GOAL = Copy the records below exactly as they appear.

╭─ SUPPLIED MATERIAL

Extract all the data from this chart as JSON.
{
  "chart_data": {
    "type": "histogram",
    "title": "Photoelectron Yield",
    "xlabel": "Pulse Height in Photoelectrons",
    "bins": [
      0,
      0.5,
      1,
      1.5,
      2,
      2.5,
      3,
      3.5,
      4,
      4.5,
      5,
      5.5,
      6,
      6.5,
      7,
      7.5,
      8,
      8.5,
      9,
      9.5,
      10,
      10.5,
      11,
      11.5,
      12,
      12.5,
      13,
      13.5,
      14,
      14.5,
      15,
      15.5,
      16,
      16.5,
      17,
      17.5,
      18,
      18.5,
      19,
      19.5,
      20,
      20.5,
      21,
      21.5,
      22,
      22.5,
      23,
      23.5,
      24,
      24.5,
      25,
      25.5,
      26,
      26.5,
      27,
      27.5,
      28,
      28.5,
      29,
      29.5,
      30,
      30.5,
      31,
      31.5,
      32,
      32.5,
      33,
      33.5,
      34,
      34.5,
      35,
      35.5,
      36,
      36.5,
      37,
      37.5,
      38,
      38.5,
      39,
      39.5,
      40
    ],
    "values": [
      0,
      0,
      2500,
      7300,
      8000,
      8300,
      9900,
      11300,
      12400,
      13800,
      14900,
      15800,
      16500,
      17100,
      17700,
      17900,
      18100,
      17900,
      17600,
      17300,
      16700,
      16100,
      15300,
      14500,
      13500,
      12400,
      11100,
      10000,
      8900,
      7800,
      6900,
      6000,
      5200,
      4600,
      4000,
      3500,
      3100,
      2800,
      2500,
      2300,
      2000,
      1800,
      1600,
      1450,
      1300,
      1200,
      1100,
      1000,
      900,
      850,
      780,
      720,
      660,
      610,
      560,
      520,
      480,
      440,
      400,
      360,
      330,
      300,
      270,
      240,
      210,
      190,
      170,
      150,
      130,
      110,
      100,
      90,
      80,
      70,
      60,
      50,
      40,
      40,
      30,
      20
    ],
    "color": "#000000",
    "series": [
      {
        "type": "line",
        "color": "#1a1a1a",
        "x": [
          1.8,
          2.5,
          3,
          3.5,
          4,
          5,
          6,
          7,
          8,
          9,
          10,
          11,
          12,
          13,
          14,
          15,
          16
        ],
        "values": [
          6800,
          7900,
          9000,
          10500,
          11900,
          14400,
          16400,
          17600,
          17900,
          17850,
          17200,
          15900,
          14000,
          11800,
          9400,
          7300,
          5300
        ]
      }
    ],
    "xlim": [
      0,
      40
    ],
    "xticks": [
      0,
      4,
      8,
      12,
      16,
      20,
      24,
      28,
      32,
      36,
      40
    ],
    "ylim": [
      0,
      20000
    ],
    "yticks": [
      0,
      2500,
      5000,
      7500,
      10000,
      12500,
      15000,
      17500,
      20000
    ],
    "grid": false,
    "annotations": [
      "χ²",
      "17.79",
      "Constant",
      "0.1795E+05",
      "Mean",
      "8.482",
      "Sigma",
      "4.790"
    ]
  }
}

╰─

WORKED SOLUTION =
Extract all the data from this chart as JSON.
{
  "chart_data": {
    "type": "histogram",
    "title": "Photoelectron Yield",
    "xlabel": "Pulse Height in Photoelectrons",
    "bins": [
      0,
      0.5,
      1,
      1.5,
      2,
      2.5,
      3,
      3.5,
      4,
      4.5,
      5,
      5.5,
      6,
      6.5,
      7,
      7.5,
      8,
      8.5,
      9,
      9.5,
      10,
      10.5,
      11,
      11.5,
      12,
      12.5,
      13,
      13.5,
      14,
      14.5,
      15,
      15.5,
      16,
      16.5,
      17,
      17.5,
      18,
      18.5,
      19,
      19.5,
      20,
      20.5,
      21,
      21.5,
      22,
      22.5,
      23,
      23.5,
      24,
      24.5,
      25,
      25.5,
      26,
      26.5,
      27,
      27.5,
      28,
      28.5,
      29,
      29.5,
      30,
      30.5,
      31,
      31.5,
      32,
      32.5,
      33,
      33.5,
      34,
      34.5,
      35,
      35.5,
      36,
      36.5,
      37,
      37.5,
      38,
      38.5,
      39,
      39.5,
      40
    ],
    "values": [
      0,
      0,
      2500,
      7300,
      8000,
      8300,
      9900,
      11300,
      12400,
      13800,
      14900,
      15800,
      16500,
      17100,
      17700,
      17900,
      18100,
      17900,
      17600,
      17300,
      16700,
      16100,
      15300,
      14500,
      13500,
      12400,
      11100,
      10000,
      8900,
      7800,
      6900,
      6000,
      5200,
      4600,
      4000,
      3500,
      3100,
      2800,
      2500,
      2300,
      2000,
      1800,
      1600,
      1450,
      1300,
      1200,
      1100,
      1000,
      900,
      850,
      780,
      720,
      660,
      610,
      560,
      520,
      480,
      440,
      400,
      360,
      330,
      300,
      270,
      240,
      210,
      190,
      170,
      150,
      130,
      110,
      100,
      90,
      80,
      70,
      60,
      50,
      40,
      40,
      30,
      20
    ],
    "color": "#000000",
    "series": [
      {
        "type": "line",
        "color": "#1a1a1a",
        "x": [
          1.8,
          2.5,
          3,
          3.5,
          4,
          5,
          6,
          7,
          8,
          9,
          10,
          11,
          12,
          13,
          14,
          15,
          16
        ],
        "values": [
          6800,
          7900,
          9000,
          10500,
          11900,
          14400,
          16400,
          17600,
          17900,
          17850,
          17200,
          15900,
          14000,
          11800,
          9400,
          7300,
          5300
        ]
      }
    ],
    "xlim": [
      0,
      40
    ],
    "xticks": [
      0,
      4,
      8,
      12,
      16,
      20,
      24,
      28,
      32,
      36,
      40
    ],
    "ylim": [
      0,
      20000
    ],
    "yticks": [
      0,
      2500,
      5000,
      7500,
      10000,
      12500,
      15000,
      17500,
      20000
    ],
    "grid": false,
    "annotations": [
      "χ²",
      "17.79",
      "Constant",
      "0.1795E+05",
      "Mean",
      "8.482",
      "Sigma",
      "4.790"
    ]
  }
}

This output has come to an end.